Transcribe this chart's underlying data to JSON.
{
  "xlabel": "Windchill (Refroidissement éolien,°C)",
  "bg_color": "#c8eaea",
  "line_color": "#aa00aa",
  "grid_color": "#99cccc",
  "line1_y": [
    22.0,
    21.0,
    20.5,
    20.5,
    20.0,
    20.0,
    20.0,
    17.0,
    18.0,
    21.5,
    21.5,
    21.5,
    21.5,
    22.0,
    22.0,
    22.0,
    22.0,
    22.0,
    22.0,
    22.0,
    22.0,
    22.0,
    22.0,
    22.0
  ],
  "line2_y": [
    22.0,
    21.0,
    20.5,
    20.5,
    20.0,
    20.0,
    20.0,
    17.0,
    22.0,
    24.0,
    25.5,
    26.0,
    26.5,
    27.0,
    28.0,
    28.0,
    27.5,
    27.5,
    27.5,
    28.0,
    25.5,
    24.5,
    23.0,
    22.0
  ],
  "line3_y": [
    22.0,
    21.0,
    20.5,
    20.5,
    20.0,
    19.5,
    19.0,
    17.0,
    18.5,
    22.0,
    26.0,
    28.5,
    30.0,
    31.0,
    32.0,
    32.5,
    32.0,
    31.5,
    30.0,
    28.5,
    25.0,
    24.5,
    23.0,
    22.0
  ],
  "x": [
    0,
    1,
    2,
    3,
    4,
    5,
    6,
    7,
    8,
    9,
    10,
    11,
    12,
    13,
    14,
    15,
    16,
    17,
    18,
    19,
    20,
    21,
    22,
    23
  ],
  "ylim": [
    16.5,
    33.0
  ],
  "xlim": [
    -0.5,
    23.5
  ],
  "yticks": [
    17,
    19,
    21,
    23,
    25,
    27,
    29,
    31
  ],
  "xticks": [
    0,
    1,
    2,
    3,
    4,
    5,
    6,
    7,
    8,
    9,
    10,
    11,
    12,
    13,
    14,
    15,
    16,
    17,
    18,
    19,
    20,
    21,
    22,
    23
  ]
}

▶ [WHAT TO DO]
Print the records once more, exactly as they were given.

▶ [ANSWER TO THIS EXERCISE]
Transcribe this chart's underlying data to JSON.
{
  "xlabel": "Windchill (Refroidissement éolien,°C)",
  "bg_color": "#c8eaea",
  "line_color": "#aa00aa",
  "grid_color": "#99cccc",
  "line1_y": [
    22.0,
    21.0,
    20.5,
    20.5,
    20.0,
    20.0,
    20.0,
    17.0,
    18.0,
    21.5,
    21.5,
    21.5,
    21.5,
    22.0,
    22.0,
    22.0,
    22.0,
    22.0,
    22.0,
    22.0,
    22.0,
    22.0,
    22.0,
    22.0
  ],
  "line2_y": [
    22.0,
    21.0,
    20.5,
    20.5,
    20.0,
    20.0,
    20.0,
    17.0,
    22.0,
    24.0,
    25.5,
    26.0,
    26.5,
    27.0,
    28.0,
    28.0,
    27.5,
    27.5,
    27.5,
    28.0,
    25.5,
    24.5,
    23.0,
    22.0
  ],
  "line3_y": [
    22.0,
    21.0,
    20.5,
    20.5,
    20.0,
    19.5,
    19.0,
    17.0,
    18.5,
    22.0,
    26.0,
    28.5,
    30.0,
    31.0,
    32.0,
    32.5,
    32.0,
    31.5,
    30.0,
    28.5,
    25.0,
    24.5,
    23.0,
    22.0
  ],
  "x": [
    0,
    1,
    2,
    3,
    4,
    5,
    6,
    7,
    8,
    9,
    10,
    11,
    12,
    13,
    14,
    15,
    16,
    17,
    18,
    19,
    20,
    21,
    22,
    23
  ],
  "ylim": [
    16.5,
    33.0
  ],
  "xlim": [
    -0.5,
    23.5
  ],
  "yticks": [
    17,
    19,
    21,
    23,
    25,
    27,
    29,
    31
  ],
  "xticks": [
    0,
    1,
    2,
    3,
    4,
    5,
    6,
    7,
    8,
    9,
    10,
    11,
    12,
    13,
    14,
    15,
    16,
    17,
    18,
    19,
    20,
    21,
    22,
    23
  ]
}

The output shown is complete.